— THE EXERCISE —
Determine the count of lines holding "Texas" and give that count alone.

─── DATA SHOWN

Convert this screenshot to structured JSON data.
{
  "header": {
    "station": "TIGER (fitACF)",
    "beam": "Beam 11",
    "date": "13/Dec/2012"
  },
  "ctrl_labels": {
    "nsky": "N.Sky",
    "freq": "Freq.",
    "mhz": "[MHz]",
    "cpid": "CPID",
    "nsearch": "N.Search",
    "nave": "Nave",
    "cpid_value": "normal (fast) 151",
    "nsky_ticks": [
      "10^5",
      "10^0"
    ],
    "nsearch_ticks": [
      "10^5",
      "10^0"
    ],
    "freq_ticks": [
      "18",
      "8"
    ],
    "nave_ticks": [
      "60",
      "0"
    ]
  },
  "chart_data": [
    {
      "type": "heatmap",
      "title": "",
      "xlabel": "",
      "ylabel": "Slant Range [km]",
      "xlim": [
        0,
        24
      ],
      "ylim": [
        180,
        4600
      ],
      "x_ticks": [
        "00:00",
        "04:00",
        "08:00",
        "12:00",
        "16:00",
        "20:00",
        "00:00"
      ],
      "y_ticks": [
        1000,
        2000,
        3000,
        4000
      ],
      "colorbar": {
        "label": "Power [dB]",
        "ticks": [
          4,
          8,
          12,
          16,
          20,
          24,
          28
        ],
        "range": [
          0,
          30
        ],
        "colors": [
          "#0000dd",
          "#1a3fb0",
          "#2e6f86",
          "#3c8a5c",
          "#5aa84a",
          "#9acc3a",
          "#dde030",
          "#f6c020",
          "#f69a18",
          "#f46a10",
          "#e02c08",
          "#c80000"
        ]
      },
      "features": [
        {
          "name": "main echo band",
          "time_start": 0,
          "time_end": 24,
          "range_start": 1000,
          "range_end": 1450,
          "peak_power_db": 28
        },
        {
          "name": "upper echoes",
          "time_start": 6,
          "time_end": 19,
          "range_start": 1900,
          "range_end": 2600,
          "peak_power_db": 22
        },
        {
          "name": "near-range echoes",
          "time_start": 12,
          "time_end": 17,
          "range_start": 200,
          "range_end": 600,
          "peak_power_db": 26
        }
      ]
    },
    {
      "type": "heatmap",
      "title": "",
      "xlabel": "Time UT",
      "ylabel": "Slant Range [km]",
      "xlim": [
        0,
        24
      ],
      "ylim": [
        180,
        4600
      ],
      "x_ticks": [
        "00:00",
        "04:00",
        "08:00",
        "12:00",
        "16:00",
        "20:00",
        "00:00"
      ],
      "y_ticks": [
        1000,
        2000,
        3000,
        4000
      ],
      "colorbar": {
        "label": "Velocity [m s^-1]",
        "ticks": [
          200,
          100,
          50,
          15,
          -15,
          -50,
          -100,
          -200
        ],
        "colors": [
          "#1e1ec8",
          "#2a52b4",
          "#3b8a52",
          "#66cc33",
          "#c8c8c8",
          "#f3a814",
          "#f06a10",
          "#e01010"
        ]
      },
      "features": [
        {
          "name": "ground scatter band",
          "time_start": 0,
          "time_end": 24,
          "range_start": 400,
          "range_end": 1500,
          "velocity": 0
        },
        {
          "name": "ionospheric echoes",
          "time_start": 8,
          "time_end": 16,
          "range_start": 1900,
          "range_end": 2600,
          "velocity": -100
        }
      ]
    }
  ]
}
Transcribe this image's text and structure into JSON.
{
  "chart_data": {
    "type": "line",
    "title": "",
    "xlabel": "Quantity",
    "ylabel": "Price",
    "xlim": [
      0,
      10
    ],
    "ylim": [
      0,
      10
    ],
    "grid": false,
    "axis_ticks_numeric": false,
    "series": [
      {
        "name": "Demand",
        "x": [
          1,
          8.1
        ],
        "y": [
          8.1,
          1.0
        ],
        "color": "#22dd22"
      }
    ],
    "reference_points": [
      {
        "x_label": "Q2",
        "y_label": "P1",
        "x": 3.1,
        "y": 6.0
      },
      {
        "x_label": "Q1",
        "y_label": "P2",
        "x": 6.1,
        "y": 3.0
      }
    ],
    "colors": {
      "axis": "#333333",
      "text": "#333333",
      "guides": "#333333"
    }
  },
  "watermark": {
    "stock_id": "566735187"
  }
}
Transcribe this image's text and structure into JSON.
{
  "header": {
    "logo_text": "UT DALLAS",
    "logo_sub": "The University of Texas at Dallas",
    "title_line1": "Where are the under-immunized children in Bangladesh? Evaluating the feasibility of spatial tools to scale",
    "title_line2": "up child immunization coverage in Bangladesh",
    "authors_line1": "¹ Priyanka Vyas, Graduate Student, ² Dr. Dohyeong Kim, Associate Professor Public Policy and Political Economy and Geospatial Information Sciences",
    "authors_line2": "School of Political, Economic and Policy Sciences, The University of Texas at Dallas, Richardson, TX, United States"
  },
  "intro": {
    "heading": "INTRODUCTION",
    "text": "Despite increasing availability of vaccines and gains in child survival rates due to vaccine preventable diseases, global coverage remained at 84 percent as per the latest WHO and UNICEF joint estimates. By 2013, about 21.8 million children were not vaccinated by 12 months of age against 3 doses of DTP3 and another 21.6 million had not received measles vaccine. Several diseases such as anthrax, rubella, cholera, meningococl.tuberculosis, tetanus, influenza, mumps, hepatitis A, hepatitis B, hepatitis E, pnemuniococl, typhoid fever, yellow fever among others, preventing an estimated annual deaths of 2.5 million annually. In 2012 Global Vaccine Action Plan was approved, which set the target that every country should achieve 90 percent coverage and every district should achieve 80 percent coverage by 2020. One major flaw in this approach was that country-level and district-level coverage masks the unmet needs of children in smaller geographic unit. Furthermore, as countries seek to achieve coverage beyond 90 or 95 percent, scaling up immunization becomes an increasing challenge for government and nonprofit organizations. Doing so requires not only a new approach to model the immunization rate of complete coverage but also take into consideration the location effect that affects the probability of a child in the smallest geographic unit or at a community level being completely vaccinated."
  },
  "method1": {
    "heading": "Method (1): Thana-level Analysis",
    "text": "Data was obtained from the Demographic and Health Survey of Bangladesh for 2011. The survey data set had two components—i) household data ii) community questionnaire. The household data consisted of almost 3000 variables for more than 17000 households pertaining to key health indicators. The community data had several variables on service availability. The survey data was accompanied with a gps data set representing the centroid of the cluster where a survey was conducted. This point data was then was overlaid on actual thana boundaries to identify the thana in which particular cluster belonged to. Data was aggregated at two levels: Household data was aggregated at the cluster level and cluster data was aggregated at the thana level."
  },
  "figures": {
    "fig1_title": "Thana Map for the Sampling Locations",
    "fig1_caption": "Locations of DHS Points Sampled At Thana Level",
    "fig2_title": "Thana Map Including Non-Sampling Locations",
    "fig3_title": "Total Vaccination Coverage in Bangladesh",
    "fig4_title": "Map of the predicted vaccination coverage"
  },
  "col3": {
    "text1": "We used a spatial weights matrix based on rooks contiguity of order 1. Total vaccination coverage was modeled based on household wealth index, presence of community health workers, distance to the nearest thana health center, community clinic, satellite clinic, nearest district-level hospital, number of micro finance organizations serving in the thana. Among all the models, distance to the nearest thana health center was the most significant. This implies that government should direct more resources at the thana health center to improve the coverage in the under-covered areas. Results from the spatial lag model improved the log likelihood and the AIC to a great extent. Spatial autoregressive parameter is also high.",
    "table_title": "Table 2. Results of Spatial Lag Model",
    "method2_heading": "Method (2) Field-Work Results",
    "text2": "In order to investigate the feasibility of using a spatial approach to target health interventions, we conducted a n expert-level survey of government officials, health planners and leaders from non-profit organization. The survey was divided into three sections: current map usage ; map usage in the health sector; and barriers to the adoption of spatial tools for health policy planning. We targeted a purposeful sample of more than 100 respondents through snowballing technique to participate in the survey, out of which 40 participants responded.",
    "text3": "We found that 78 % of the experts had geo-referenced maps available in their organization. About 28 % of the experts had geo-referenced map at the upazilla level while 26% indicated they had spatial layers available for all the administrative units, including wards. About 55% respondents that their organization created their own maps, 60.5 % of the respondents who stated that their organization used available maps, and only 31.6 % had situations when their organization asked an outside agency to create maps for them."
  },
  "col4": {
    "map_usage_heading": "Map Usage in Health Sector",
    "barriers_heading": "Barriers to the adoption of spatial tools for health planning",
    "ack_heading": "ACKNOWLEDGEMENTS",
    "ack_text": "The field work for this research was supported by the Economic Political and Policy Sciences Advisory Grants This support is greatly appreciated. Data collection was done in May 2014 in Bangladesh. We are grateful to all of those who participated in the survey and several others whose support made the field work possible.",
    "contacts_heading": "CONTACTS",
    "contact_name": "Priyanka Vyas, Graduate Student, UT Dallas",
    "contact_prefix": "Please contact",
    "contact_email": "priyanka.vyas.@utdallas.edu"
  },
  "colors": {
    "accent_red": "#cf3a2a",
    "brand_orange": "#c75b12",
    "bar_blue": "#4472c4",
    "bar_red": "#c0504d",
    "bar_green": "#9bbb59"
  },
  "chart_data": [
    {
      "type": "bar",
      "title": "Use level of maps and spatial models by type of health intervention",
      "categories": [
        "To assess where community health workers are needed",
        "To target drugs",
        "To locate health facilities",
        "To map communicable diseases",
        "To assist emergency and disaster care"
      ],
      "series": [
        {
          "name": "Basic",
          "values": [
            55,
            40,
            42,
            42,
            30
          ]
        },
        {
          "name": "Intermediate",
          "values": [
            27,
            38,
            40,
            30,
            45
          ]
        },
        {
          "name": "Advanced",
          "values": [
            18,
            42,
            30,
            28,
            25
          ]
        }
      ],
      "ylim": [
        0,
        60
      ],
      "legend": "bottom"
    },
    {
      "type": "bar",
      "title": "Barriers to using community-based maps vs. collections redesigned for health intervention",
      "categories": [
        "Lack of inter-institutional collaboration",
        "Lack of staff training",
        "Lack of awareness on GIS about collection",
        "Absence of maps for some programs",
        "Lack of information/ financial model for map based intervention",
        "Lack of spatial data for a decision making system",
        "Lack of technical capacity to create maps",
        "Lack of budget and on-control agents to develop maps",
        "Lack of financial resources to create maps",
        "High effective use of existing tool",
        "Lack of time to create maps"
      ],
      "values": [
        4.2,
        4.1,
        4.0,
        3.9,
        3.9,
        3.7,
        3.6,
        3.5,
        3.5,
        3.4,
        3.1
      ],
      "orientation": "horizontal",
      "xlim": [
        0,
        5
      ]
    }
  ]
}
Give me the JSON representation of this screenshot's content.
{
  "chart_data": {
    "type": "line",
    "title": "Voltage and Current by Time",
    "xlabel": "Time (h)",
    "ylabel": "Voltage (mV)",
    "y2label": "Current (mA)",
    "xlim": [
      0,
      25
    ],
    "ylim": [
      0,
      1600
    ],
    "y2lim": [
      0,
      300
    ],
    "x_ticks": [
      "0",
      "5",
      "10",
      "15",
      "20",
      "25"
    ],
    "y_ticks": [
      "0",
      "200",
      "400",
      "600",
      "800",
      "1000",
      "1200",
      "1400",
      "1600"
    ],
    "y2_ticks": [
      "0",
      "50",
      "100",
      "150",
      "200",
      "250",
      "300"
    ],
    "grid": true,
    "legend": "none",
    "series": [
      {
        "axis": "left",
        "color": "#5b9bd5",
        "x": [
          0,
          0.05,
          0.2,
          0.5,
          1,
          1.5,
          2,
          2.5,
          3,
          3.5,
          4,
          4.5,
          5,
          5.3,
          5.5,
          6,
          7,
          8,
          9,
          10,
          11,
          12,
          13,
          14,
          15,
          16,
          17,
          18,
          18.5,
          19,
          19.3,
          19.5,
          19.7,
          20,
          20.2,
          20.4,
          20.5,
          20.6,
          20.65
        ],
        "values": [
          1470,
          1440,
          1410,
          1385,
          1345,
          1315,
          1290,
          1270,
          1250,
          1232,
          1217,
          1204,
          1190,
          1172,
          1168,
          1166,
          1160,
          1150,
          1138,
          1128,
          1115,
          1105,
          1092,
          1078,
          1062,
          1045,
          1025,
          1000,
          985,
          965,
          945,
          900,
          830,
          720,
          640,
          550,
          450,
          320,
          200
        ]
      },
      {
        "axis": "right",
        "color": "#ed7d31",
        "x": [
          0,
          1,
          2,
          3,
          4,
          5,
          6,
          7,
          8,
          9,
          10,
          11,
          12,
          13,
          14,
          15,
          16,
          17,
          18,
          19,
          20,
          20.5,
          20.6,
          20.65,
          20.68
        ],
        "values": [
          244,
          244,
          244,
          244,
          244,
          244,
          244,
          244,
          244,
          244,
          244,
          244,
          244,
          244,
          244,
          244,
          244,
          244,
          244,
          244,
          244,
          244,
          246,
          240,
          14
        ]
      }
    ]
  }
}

──────

— ANSWER TO THE PROBLEM —
2